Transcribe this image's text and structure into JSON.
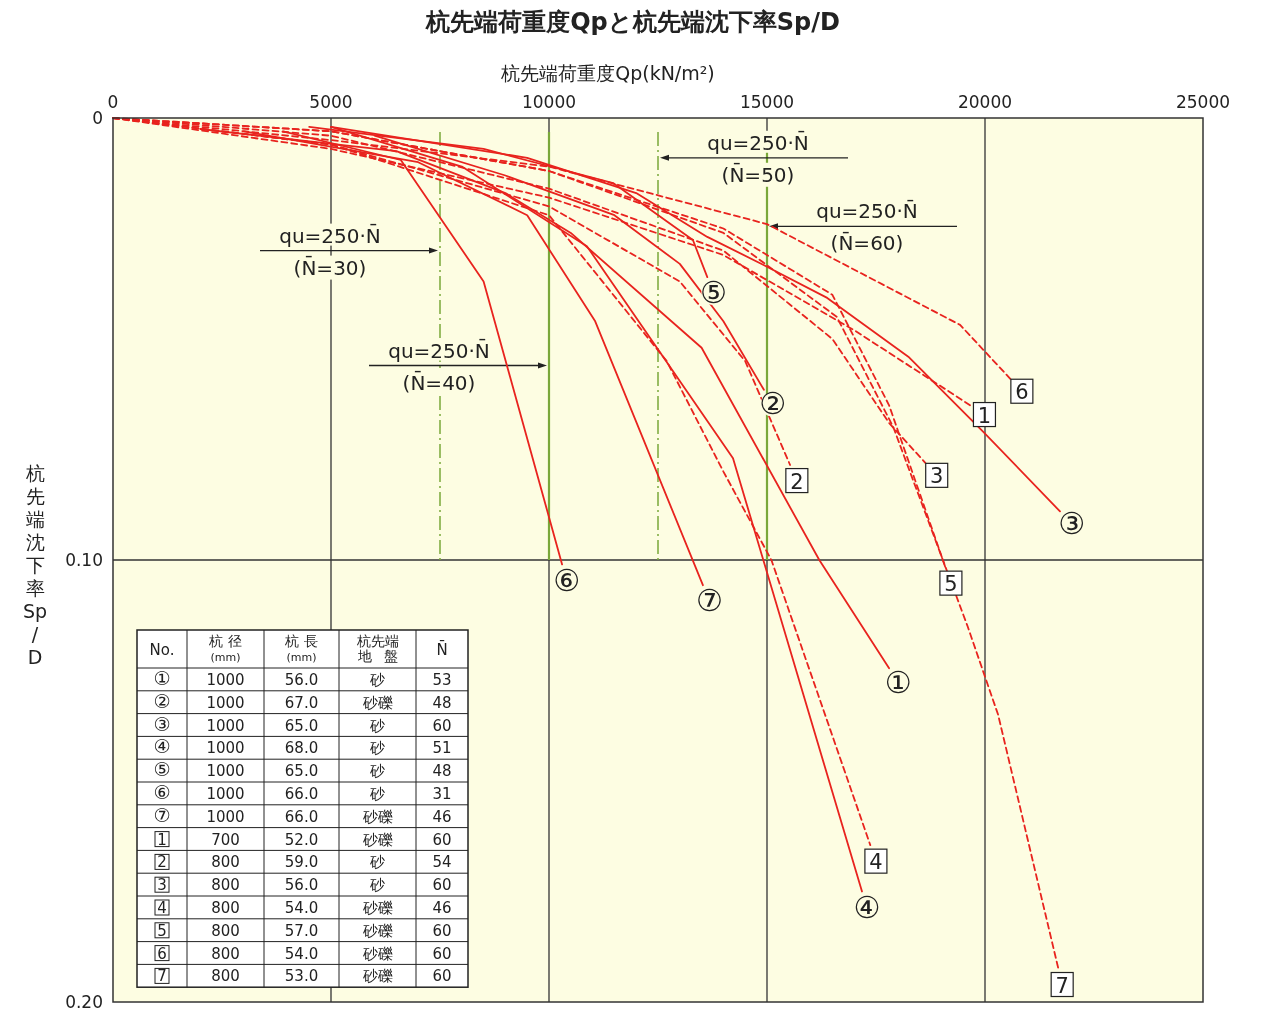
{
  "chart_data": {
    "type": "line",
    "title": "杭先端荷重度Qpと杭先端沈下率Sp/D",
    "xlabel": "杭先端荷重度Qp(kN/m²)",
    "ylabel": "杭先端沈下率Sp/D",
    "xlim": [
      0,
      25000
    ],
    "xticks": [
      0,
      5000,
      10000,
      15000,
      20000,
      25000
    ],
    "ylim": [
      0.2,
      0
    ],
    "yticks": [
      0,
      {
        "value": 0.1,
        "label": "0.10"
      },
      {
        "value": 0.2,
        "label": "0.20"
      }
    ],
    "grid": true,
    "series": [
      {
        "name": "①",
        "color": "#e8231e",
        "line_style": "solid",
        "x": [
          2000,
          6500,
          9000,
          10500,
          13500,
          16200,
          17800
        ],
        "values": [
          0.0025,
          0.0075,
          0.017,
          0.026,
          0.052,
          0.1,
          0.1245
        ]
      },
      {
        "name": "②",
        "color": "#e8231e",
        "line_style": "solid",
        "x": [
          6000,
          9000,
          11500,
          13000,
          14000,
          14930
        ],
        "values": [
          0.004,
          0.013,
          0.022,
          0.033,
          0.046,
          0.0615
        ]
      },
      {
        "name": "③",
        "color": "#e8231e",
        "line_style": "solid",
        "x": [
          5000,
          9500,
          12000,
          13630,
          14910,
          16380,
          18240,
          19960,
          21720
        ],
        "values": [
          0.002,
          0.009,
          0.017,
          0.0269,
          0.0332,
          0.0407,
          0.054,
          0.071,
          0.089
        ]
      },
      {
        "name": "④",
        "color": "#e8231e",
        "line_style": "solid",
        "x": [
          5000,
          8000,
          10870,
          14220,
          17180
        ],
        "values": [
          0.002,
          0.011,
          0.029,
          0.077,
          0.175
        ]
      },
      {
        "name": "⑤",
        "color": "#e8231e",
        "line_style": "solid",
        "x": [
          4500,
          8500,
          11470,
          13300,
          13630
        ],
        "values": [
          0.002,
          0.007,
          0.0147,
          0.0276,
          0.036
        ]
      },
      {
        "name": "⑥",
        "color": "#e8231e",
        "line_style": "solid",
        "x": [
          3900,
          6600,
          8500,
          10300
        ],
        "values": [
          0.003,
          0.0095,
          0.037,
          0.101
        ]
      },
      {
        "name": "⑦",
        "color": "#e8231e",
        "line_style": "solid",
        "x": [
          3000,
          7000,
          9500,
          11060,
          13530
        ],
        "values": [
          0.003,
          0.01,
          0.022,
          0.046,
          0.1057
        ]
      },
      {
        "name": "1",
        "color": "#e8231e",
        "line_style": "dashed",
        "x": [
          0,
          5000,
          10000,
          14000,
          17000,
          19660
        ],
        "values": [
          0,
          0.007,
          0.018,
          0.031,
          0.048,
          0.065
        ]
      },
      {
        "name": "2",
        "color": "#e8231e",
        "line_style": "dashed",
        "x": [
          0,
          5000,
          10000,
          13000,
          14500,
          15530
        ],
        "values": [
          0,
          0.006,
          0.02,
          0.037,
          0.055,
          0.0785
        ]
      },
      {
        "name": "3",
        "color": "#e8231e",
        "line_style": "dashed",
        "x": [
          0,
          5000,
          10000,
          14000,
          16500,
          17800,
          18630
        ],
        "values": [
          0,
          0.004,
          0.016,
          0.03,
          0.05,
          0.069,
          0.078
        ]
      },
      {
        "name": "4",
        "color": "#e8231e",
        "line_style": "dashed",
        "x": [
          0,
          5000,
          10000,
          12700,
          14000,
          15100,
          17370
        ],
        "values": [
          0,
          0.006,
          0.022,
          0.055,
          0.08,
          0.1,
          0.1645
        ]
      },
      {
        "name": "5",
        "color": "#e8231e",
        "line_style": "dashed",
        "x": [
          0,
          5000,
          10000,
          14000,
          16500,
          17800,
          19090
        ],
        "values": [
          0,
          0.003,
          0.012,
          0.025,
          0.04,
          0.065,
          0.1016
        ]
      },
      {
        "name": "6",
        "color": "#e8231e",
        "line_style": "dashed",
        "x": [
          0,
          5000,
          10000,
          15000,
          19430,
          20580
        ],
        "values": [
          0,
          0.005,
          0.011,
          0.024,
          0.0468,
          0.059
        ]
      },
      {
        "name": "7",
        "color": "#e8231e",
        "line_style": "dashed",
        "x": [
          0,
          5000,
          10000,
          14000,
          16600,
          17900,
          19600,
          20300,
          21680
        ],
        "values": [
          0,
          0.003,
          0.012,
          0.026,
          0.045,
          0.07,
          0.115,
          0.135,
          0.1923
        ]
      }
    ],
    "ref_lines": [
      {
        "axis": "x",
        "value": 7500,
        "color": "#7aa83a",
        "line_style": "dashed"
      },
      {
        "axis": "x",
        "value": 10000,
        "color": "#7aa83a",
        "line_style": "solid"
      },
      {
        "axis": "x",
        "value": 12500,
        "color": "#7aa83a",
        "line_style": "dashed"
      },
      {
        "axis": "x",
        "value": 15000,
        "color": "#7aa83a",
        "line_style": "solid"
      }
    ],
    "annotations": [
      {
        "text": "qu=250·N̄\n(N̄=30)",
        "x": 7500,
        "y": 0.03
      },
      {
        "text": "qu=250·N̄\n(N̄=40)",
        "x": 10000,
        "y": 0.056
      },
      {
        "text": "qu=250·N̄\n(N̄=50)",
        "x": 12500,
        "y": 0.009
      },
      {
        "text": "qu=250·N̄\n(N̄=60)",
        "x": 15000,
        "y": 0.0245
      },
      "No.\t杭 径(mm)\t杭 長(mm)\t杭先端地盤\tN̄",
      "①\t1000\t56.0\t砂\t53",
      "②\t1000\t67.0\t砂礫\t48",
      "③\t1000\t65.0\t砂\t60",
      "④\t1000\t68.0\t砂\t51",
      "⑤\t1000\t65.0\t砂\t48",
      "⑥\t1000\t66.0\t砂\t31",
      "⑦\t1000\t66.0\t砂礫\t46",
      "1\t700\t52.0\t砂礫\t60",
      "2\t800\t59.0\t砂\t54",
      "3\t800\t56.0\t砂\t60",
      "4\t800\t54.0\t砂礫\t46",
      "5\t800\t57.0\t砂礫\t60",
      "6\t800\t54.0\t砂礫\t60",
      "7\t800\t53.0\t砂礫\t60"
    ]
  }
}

::::::::::

Extract from the data every line where "text" shows up.

■ **SOLUTION TO THIS TASK**
Transcribe this image's text and structure into JSON.
        "text": "qu=250·N̄\n(N̄=30)",
        "text": "qu=250·N̄\n(N̄=40)",
        "text": "qu=250·N̄\n(N̄=50)",
        "text": "qu=250·N̄\n(N̄=60)",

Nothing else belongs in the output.